EXERCISE REQUIREMENTS:
Write down each entry again, exactly as it reads.

Stored data

^^^^^^^^

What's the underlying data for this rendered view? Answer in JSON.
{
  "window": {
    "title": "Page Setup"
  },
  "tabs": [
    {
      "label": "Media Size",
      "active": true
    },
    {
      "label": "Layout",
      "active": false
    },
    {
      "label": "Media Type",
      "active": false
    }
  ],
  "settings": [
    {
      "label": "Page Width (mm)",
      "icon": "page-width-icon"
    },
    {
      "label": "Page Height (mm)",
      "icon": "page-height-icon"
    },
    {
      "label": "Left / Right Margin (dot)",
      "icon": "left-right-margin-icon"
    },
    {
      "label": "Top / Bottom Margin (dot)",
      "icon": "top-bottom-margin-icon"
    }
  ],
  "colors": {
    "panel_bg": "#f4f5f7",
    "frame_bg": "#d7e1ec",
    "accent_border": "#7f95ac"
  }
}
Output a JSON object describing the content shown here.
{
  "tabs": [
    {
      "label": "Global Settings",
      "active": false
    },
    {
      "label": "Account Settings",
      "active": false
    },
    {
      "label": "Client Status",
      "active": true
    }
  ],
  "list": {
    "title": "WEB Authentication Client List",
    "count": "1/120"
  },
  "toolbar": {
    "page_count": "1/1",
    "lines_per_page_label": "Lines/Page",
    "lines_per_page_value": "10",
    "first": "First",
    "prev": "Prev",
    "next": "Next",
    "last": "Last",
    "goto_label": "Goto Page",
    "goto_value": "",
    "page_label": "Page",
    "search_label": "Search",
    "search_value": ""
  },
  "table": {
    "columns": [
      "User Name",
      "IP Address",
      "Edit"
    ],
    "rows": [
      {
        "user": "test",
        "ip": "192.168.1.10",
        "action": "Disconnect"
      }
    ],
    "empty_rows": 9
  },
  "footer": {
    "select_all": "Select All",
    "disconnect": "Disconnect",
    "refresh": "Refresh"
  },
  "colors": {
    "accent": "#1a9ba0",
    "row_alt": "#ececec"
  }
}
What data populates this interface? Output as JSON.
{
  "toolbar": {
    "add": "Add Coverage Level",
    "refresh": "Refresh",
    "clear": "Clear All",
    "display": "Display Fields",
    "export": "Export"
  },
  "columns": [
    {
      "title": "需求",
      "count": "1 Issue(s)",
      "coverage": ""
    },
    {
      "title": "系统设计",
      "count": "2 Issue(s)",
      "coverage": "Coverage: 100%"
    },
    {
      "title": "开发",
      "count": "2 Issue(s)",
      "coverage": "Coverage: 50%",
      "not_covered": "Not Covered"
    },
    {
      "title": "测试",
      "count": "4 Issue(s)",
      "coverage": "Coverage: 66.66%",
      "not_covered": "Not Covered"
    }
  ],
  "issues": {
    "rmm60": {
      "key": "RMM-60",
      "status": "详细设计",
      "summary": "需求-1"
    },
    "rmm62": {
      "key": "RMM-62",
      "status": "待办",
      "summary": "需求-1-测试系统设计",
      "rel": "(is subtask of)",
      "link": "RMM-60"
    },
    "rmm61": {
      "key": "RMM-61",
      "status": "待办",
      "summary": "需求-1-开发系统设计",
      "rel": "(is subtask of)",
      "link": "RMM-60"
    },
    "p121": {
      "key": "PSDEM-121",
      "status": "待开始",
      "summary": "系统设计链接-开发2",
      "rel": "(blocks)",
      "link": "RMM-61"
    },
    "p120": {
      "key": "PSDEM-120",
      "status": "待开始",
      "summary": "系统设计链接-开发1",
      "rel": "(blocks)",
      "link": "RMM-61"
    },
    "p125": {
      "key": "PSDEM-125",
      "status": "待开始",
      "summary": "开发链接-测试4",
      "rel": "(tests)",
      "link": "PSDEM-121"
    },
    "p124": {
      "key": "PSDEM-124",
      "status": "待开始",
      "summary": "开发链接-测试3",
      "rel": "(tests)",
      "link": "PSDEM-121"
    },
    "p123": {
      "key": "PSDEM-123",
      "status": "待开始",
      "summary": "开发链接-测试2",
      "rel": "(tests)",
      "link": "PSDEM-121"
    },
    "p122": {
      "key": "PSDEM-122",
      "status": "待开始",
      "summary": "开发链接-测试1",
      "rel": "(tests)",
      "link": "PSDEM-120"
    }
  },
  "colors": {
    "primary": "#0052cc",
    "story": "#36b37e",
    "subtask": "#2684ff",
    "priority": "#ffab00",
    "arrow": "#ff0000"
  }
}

^^^^^^^^

WRITTEN REPLY:
What's the underlying data for this rendered view? Answer in JSON.
{
  "window": {
    "title": "Page Setup"
  },
  "tabs": [
    {
      "label": "Media Size",
      "active": true
    },
    {
      "label": "Layout",
      "active": false
    },
    {
      "label": "Media Type",
      "active": false
    }
  ],
  "settings": [
    {
      "label": "Page Width (mm)",
      "icon": "page-width-icon"
    },
    {
      "label": "Page Height (mm)",
      "icon": "page-height-icon"
    },
    {
      "label": "Left / Right Margin (dot)",
      "icon": "left-right-margin-icon"
    },
    {
      "label": "Top / Bottom Margin (dot)",
      "icon": "top-bottom-margin-icon"
    }
  ],
  "colors": {
    "panel_bg": "#f4f5f7",
    "frame_bg": "#d7e1ec",
    "accent_border": "#7f95ac"
  }
}
Output a JSON object describing the content shown here.
{
  "tabs": [
    {
      "label": "Global Settings",
      "active": false
    },
    {
      "label": "Account Settings",
      "active": false
    },
    {
      "label": "Client Status",
      "active": true
    }
  ],
  "list": {
    "title": "WEB Authentication Client List",
    "count": "1/120"
  },
  "toolbar": {
    "page_count": "1/1",
    "lines_per_page_label": "Lines/Page",
    "lines_per_page_value": "10",
    "first": "First",
    "prev": "Prev",
    "next": "Next",
    "last": "Last",
    "goto_label": "Goto Page",
    "goto_value": "",
    "page_label": "Page",
    "search_label": "Search",
    "search_value": ""
  },
  "table": {
    "columns": [
      "User Name",
      "IP Address",
      "Edit"
    ],
    "rows": [
      {
        "user": "test",
        "ip": "192.168.1.10",
        "action": "Disconnect"
      }
    ],
    "empty_rows": 9
  },
  "footer": {
    "select_all": "Select All",
    "disconnect": "Disconnect",
    "refresh": "Refresh"
  },
  "colors": {
    "accent": "#1a9ba0",
    "row_alt": "#ececec"
  }
}
What data populates this interface? Output as JSON.
{
  "toolbar": {
    "add": "Add Coverage Level",
    "refresh": "Refresh",
    "clear": "Clear All",
    "display": "Display Fields",
    "export": "Export"
  },
  "columns": [
    {
      "title": "需求",
      "count": "1 Issue(s)",
      "coverage": ""
    },
    {
      "title": "系统设计",
      "count": "2 Issue(s)",
      "coverage": "Coverage: 100%"
    },
    {
      "title": "开发",
      "count": "2 Issue(s)",
      "coverage": "Coverage: 50%",
      "not_covered": "Not Covered"
    },
    {
      "title": "测试",
      "count": "4 Issue(s)",
      "coverage": "Coverage: 66.66%",
      "not_covered": "Not Covered"
    }
  ],
  "issues": {
    "rmm60": {
      "key": "RMM-60",
      "status": "详细设计",
      "summary": "需求-1"
    },
    "rmm62": {
      "key": "RMM-62",
      "status": "待办",
      "summary": "需求-1-测试系统设计",
      "rel": "(is subtask of)",
      "link": "RMM-60"
    },
    "rmm61": {
      "key": "RMM-61",
      "status": "待办",
      "summary": "需求-1-开发系统设计",
      "rel": "(is subtask of)",
      "link": "RMM-60"
    },
    "p121": {
      "key": "PSDEM-121",
      "status": "待开始",
      "summary": "系统设计链接-开发2",
      "rel": "(blocks)",
      "link": "RMM-61"
    },
    "p120": {
      "key": "PSDEM-120",
      "status": "待开始",
      "summary": "系统设计链接-开发1",
      "rel": "(blocks)",
      "link": "RMM-61"
    },
    "p125": {
      "key": "PSDEM-125",
      "status": "待开始",
      "summary": "开发链接-测试4",
      "rel": "(tests)",
      "link": "PSDEM-121"
    },
    "p124": {
      "key": "PSDEM-124",
      "status": "待开始",
      "summary": "开发链接-测试3",
      "rel": "(tests)",
      "link": "PSDEM-121"
    },
    "p123": {
      "key": "PSDEM-123",
      "status": "待开始",
      "summary": "开发链接-测试2",
      "rel": "(tests)",
      "link": "PSDEM-121"
    },
    "p122": {
      "key": "PSDEM-122",
      "status": "待开始",
      "summary": "开发链接-测试1",
      "rel": "(tests)",
      "link": "PSDEM-120"
    }
  },
  "colors": {
    "primary": "#0052cc",
    "story": "#36b37e",
    "subtask": "#2684ff",
    "priority": "#ffab00",
    "arrow": "#ff0000"
  }
}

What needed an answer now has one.